● **BRIEF**
Find every line in the records below that holds the word "screenshot", and copy it out.

• • • • •

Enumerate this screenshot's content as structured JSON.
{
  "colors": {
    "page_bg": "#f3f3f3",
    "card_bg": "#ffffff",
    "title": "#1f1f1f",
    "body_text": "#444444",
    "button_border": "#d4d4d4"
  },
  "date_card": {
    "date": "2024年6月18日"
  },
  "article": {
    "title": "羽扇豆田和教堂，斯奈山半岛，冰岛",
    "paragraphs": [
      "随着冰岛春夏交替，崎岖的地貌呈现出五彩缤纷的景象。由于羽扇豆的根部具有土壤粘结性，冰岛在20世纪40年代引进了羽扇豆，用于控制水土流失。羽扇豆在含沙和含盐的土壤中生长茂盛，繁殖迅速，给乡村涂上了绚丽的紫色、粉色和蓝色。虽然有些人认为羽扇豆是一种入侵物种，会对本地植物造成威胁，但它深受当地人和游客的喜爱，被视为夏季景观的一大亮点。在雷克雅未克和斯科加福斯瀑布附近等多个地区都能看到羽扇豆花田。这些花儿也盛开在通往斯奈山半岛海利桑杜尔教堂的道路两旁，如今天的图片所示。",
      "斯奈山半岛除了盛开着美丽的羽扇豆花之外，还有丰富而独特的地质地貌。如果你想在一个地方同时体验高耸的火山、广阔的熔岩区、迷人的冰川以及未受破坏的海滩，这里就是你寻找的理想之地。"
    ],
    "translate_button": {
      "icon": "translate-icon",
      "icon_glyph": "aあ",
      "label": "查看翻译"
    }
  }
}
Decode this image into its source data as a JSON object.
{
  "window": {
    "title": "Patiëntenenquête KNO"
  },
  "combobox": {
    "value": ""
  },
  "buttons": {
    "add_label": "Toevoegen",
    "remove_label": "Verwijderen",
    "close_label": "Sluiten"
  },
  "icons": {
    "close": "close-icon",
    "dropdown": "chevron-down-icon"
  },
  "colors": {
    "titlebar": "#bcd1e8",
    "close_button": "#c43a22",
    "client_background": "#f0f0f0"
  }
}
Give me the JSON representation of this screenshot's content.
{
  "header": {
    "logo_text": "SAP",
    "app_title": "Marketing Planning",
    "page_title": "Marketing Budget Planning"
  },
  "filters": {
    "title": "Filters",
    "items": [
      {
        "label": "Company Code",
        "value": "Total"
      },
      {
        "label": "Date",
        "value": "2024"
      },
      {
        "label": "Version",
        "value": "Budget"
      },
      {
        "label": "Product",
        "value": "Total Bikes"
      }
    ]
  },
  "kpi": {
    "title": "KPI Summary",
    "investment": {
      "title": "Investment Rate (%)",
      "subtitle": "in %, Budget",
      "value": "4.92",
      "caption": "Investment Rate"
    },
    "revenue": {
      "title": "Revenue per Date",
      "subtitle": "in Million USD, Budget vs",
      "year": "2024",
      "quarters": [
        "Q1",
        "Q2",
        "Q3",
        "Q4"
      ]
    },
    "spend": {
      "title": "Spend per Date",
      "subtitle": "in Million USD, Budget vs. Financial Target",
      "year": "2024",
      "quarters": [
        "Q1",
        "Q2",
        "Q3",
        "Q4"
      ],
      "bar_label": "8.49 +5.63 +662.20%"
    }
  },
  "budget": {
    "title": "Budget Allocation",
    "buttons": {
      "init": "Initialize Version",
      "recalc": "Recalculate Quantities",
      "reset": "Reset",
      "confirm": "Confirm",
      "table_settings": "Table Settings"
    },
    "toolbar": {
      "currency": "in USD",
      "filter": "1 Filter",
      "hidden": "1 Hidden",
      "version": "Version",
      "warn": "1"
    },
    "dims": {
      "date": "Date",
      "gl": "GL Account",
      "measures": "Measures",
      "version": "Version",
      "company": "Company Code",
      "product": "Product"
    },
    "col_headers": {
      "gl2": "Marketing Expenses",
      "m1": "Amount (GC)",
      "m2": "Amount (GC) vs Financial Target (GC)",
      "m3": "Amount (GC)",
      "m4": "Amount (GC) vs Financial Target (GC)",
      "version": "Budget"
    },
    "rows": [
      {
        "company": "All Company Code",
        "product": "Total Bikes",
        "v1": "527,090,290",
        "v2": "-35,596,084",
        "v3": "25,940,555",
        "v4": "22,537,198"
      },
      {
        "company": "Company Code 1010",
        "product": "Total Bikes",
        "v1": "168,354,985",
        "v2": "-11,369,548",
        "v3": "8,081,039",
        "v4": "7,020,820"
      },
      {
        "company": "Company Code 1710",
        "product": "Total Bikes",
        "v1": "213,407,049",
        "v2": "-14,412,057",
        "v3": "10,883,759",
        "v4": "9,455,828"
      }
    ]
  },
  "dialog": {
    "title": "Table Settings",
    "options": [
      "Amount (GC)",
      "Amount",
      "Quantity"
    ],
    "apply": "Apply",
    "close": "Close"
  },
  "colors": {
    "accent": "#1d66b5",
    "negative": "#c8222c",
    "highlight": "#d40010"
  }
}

• • • • •

● **SOLUTION**
Enumerate this screenshot's content as structured JSON.
Give me the JSON representation of this screenshot's content.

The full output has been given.